RECORDS FOR THIS EXERCISE:

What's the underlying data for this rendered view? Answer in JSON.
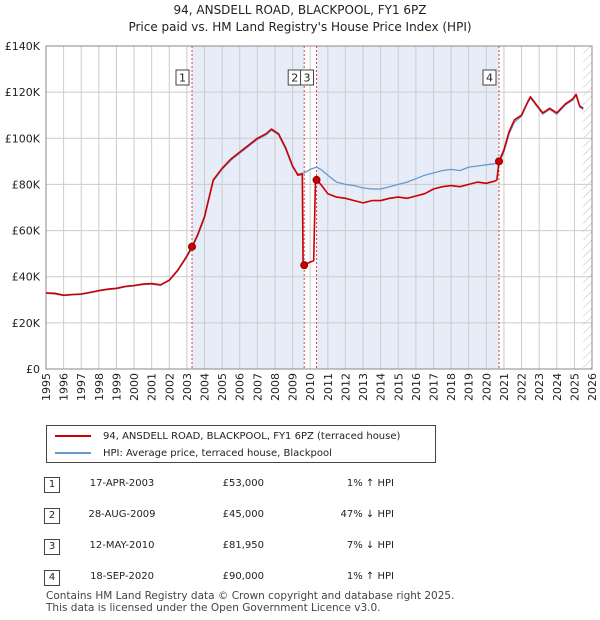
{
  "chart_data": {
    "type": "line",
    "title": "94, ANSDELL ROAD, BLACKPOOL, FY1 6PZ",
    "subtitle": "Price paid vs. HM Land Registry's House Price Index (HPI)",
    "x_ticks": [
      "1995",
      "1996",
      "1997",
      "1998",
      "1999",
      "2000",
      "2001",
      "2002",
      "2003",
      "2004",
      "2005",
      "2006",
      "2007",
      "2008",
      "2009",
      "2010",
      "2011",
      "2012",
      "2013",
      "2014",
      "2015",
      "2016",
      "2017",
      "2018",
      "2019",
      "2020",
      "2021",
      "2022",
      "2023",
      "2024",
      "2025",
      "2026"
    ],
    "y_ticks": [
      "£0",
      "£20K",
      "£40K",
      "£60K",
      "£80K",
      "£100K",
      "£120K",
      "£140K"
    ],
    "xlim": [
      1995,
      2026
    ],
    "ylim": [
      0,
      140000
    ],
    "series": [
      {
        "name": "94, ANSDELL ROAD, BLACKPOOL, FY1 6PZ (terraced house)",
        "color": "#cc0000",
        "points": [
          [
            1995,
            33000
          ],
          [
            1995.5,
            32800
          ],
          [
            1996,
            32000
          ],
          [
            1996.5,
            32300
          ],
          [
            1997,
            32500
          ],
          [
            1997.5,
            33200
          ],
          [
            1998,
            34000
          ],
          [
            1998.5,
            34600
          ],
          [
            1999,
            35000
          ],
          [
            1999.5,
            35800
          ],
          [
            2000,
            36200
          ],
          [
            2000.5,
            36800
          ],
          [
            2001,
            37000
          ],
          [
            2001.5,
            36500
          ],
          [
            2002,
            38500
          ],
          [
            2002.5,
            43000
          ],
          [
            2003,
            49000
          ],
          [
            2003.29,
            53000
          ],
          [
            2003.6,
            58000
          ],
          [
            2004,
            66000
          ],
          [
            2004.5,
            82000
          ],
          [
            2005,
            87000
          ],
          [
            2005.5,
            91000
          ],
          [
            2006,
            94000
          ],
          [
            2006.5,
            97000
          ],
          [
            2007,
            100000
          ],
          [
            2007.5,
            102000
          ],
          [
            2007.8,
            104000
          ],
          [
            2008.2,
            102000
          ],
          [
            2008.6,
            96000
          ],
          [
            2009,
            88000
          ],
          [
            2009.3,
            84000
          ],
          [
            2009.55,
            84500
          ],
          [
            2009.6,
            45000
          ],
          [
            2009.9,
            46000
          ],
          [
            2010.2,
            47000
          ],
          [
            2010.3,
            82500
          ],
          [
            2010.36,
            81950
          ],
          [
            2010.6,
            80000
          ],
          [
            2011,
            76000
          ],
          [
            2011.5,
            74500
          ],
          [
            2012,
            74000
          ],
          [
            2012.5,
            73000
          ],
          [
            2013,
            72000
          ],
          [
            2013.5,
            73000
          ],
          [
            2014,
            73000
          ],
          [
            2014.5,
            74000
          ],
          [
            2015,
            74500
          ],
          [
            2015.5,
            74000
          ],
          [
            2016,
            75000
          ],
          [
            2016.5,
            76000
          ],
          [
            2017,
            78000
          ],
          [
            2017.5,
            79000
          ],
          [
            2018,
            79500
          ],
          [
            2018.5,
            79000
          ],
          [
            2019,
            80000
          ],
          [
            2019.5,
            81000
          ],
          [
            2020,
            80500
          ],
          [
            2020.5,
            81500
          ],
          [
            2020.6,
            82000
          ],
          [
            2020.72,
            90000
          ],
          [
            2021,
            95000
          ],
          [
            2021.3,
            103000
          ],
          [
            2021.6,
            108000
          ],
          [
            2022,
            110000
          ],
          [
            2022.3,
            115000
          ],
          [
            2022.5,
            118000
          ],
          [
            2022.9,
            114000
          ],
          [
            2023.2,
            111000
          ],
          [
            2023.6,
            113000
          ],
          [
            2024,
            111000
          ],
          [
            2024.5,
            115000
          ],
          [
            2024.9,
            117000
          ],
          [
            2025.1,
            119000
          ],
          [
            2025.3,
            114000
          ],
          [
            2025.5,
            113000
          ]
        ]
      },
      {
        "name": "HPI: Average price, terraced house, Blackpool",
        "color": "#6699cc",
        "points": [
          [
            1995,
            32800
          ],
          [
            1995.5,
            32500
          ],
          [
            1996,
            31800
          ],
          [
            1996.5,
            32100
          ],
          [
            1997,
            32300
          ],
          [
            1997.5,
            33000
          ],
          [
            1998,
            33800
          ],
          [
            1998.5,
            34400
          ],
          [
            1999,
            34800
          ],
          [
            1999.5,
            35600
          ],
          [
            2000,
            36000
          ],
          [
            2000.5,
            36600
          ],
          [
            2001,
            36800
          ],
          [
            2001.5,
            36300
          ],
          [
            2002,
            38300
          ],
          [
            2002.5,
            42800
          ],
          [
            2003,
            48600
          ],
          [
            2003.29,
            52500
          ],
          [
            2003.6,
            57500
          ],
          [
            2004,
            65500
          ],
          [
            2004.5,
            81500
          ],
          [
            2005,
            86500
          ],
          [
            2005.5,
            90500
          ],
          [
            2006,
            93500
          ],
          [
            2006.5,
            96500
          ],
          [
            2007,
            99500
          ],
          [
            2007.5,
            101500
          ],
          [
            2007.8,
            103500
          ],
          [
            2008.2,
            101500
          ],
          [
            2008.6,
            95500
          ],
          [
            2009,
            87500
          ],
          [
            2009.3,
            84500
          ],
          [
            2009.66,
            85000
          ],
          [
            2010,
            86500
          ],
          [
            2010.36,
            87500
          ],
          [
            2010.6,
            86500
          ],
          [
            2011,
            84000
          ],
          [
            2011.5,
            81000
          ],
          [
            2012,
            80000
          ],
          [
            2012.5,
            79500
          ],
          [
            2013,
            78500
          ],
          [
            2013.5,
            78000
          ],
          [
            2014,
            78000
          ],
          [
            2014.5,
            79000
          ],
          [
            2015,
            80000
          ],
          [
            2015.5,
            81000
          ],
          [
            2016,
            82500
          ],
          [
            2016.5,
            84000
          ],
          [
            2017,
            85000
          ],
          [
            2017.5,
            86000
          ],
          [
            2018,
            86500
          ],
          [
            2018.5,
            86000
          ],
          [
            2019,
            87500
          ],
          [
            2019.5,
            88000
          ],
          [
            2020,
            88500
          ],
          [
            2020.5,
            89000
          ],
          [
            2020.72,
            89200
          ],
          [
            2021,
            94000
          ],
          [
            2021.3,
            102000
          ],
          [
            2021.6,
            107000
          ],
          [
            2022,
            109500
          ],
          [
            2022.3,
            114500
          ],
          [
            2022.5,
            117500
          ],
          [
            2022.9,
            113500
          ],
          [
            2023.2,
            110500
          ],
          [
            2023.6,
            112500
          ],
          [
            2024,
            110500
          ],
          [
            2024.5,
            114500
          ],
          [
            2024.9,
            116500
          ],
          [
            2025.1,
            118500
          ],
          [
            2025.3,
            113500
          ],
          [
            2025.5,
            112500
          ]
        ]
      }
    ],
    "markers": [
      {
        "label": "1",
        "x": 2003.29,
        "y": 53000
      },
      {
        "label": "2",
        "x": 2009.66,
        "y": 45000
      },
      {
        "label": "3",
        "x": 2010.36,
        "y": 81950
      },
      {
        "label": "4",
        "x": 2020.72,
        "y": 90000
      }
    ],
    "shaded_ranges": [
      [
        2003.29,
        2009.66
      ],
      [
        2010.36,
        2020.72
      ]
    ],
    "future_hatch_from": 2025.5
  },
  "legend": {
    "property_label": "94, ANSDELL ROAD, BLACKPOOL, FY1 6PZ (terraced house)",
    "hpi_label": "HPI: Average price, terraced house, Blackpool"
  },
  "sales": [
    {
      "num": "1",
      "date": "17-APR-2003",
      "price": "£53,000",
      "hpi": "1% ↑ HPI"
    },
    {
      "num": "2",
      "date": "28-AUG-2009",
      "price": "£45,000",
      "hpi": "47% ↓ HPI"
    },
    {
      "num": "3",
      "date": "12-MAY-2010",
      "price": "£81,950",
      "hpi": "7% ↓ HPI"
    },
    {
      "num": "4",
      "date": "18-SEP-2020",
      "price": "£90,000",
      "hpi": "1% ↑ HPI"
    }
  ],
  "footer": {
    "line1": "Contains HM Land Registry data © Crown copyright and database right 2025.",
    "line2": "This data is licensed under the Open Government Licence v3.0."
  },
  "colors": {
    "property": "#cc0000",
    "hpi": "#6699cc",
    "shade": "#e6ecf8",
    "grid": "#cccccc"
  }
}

==

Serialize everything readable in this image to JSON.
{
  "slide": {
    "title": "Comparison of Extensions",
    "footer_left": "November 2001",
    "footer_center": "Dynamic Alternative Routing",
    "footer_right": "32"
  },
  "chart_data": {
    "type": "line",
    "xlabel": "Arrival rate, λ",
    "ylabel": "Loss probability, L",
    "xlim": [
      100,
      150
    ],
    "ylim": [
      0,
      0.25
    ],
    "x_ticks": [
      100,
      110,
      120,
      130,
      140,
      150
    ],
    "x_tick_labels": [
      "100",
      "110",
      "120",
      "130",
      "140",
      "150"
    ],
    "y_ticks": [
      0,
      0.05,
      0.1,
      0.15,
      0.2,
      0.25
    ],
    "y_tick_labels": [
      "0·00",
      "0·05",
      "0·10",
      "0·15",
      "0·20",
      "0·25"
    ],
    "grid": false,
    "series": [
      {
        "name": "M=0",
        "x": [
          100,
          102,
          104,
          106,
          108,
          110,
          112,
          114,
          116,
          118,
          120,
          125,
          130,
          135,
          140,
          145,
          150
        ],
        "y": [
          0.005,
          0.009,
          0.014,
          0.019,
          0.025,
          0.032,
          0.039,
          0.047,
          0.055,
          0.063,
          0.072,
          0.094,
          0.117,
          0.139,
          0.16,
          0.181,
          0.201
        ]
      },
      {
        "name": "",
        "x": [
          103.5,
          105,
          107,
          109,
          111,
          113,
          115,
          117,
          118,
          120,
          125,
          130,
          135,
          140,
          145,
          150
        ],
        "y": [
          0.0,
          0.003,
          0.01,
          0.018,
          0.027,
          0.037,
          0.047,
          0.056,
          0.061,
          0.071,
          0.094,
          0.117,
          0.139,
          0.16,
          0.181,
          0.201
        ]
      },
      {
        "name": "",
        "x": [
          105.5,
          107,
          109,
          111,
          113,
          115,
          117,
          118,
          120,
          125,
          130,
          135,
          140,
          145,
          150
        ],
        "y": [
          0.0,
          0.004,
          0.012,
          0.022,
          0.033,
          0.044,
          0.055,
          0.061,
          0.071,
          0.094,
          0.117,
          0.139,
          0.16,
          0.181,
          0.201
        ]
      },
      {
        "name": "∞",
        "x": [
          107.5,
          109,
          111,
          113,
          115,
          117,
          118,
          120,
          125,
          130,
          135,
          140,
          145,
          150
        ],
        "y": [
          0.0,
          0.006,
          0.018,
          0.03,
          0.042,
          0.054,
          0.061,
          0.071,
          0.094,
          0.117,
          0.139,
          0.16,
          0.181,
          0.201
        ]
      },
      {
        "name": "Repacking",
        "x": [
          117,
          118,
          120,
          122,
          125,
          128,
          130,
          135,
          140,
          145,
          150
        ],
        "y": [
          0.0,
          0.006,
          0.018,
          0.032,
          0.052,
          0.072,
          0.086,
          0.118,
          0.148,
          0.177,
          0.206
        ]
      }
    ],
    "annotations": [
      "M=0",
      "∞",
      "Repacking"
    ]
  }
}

YOUR OBJECTIVE: From the listing, copy every line where the string "ROAD" appears.

TASK RESPONSE:
    "title": "94, ANSDELL ROAD, BLACKPOOL, FY1 6PZ",
        "name": "94, ANSDELL ROAD, BLACKPOOL, FY1 6PZ (terraced house)",
    "property_label": "94, ANSDELL ROAD, BLACKPOOL, FY1 6PZ (terraced house)",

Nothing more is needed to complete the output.